- _Problem description_
If a line in the entries below holds the string "aurait", copy it.

- _Input for this task_
..........
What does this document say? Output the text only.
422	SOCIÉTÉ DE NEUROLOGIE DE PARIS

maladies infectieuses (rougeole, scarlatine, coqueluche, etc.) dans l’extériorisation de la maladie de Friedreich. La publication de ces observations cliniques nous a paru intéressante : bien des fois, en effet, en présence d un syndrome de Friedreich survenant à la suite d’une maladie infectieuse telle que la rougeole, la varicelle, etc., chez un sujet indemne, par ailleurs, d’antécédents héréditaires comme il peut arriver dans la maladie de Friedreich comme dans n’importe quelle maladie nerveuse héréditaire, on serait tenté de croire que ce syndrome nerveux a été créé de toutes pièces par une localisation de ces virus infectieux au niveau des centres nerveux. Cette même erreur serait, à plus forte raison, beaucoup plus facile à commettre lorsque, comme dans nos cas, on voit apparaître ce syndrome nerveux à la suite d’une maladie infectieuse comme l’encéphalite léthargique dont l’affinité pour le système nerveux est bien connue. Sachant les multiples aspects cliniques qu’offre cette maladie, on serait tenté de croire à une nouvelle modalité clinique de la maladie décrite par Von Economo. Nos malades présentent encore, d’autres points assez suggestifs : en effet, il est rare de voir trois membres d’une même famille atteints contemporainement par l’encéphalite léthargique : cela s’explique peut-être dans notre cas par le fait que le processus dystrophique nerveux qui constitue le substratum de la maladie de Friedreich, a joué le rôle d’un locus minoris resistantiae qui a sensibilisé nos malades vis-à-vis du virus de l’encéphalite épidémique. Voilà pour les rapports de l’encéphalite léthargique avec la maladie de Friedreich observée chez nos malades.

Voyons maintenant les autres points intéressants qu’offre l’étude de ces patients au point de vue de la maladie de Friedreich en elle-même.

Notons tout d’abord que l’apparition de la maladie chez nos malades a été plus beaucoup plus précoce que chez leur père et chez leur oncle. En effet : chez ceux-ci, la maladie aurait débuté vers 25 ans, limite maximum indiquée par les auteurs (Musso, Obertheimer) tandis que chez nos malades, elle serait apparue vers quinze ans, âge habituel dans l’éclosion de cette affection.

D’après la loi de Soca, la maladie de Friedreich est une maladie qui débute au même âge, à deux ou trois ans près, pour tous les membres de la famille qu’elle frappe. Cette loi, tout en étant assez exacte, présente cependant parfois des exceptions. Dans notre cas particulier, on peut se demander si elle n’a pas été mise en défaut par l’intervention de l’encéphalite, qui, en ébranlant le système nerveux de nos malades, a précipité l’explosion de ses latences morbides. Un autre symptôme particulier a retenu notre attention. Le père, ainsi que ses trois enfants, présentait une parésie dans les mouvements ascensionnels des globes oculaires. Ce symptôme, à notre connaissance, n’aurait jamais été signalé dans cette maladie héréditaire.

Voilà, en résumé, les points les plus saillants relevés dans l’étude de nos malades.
..........
- _Result for this exercise_
Notons tout d’abord que l’apparition de la maladie chez nos malades a été plus beaucoup plus précoce que chez leur père et chez leur oncle. En effet : chez ceux-ci, la maladie aurait débuté vers 25 ans, limite maximum indiquée par les auteurs (Musso, Obertheimer) tandis que chez nos malades, elle serait apparue vers quinze ans, âge habituel dans l’éclosion de cette affection.
D’après la loi de Soca, la maladie de Friedreich est une maladie qui débute au même âge, à deux ou trois ans près, pour tous les membres de la famille qu’elle frappe. Cette loi, tout en étant assez exacte, présente cependant parfois des exceptions. Dans notre cas particulier, on peut se demander si elle n’a pas été mise en défaut par l’intervention de l’encéphalite, qui, en ébranlant le système nerveux de nos malades, a précipité l’explosion de ses latences morbides. Un autre symptôme particulier a retenu notre attention. Le père, ainsi que ses trois enfants, présentait une parésie dans les mouvements ascensionnels des globes oculaires. Ce symptôme, à notre connaissance, n’aurait jamais été signalé dans cette maladie héréditaire.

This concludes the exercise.